_To be done_.
What follows is a set of records, each of which is to be written out exactly.

_Information shown_.
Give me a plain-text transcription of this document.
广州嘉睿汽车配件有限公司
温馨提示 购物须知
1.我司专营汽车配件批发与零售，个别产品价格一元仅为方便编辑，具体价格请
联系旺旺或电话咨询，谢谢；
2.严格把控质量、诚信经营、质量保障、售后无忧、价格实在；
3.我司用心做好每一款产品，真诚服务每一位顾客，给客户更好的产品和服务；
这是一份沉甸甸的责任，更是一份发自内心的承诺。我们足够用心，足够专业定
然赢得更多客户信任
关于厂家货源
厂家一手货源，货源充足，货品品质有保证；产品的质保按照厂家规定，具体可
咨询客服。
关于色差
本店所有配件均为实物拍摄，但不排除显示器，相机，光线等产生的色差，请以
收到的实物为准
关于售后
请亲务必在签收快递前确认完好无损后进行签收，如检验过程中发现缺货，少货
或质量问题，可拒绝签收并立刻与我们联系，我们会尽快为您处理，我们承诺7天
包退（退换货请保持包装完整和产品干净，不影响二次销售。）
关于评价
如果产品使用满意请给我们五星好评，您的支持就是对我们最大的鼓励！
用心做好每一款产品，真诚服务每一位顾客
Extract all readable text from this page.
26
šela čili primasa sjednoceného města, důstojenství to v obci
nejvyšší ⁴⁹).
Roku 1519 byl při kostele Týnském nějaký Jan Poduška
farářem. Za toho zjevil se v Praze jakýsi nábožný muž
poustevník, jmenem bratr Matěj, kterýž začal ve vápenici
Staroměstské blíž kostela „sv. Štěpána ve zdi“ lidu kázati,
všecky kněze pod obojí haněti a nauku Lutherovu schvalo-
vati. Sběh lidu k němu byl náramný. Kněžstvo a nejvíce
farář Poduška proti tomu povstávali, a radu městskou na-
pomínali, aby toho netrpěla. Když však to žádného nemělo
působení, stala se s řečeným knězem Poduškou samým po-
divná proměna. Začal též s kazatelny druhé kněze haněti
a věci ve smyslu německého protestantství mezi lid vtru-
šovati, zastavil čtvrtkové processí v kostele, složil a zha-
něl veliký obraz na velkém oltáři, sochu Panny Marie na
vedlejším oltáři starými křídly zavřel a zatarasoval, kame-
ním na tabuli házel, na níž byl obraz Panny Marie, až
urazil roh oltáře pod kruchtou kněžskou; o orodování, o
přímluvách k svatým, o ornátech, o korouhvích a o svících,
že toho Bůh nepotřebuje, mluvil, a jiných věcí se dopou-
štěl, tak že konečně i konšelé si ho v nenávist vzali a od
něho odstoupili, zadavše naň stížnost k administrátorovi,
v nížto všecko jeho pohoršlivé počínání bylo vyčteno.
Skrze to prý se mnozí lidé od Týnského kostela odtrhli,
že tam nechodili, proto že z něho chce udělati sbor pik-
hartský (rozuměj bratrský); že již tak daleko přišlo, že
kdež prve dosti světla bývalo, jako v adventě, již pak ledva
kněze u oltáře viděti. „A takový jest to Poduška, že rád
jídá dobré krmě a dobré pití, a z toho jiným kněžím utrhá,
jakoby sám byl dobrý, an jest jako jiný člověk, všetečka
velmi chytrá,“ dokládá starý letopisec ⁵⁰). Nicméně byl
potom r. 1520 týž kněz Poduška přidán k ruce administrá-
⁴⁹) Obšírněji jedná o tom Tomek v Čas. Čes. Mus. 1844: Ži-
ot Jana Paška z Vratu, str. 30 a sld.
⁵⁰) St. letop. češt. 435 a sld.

_Exercise output_.
Give me a plain-text transcription of this document.
广州嘉睿汽车配件有限公司
温馨提示 购物须知
1.我司专营汽车配件批发与零售，个别产品价格一元仅为方便编辑，具体价格请
联系旺旺或电话咨询，谢谢；
2.严格把控质量、诚信经营、质量保障、售后无忧、价格实在；
3.我司用心做好每一款产品，真诚服务每一位顾客，给客户更好的产品和服务；
这是一份沉甸甸的责任，更是一份发自内心的承诺。我们足够用心，足够专业定
然赢得更多客户信任
关于厂家货源
厂家一手货源，货源充足，货品品质有保证；产品的质保按照厂家规定，具体可
咨询客服。
关于色差
本店所有配件均为实物拍摄，但不排除显示器，相机，光线等产生的色差，请以
收到的实物为准
关于售后
请亲务必在签收快递前确认完好无损后进行签收，如检验过程中发现缺货，少货
或质量问题，可拒绝签收并立刻与我们联系，我们会尽快为您处理，我们承诺7天
包退（退换货请保持包装完整和产品干净，不影响二次销售。）
关于评价
如果产品使用满意请给我们五星好评，您的支持就是对我们最大的鼓励！
用心做好每一款产品，真诚服务每一位顾客
Extract all readable text from this page.
26
šela čili primasa sjednoceného města, důstojenství to v obci
nejvyšší ⁴⁹).
Roku 1519 byl při kostele Týnském nějaký Jan Poduška
farářem. Za toho zjevil se v Praze jakýsi nábožný muž
poustevník, jmenem bratr Matěj, kterýž začal ve vápenici
Staroměstské blíž kostela „sv. Štěpána ve zdi“ lidu kázati,
všecky kněze pod obojí haněti a nauku Lutherovu schvalo-
vati. Sběh lidu k němu byl náramný. Kněžstvo a nejvíce
farář Poduška proti tomu povstávali, a radu městskou na-
pomínali, aby toho netrpěla. Když však to žádného nemělo
působení, stala se s řečeným knězem Poduškou samým po-
divná proměna. Začal též s kazatelny druhé kněze haněti
a věci ve smyslu německého protestantství mezi lid vtru-
šovati, zastavil čtvrtkové processí v kostele, složil a zha-
něl veliký obraz na velkém oltáři, sochu Panny Marie na
vedlejším oltáři starými křídly zavřel a zatarasoval, kame-
ním na tabuli házel, na níž byl obraz Panny Marie, až
urazil roh oltáře pod kruchtou kněžskou; o orodování, o
přímluvách k svatým, o ornátech, o korouhvích a o svících,
že toho Bůh nepotřebuje, mluvil, a jiných věcí se dopou-
štěl, tak že konečně i konšelé si ho v nenávist vzali a od
něho odstoupili, zadavše naň stížnost k administrátorovi,
v nížto všecko jeho pohoršlivé počínání bylo vyčteno.
Skrze to prý se mnozí lidé od Týnského kostela odtrhli,
že tam nechodili, proto že z něho chce udělati sbor pik-
hartský (rozuměj bratrský); že již tak daleko přišlo, že
kdež prve dosti světla bývalo, jako v adventě, již pak ledva
kněze u oltáře viděti. „A takový jest to Poduška, že rád
jídá dobré krmě a dobré pití, a z toho jiným kněžím utrhá,
jakoby sám byl dobrý, an jest jako jiný člověk, všetečka
velmi chytrá,“ dokládá starý letopisec ⁵⁰). Nicméně byl
potom r. 1520 týž kněz Poduška přidán k ruce administrá-
⁴⁹) Obšírněji jedná o tom Tomek v Čas. Čes. Mus. 1844: Ži-
ot Jana Paška z Vratu, str. 30 a sld.
⁵⁰) St. letop. češt. 435 a sld.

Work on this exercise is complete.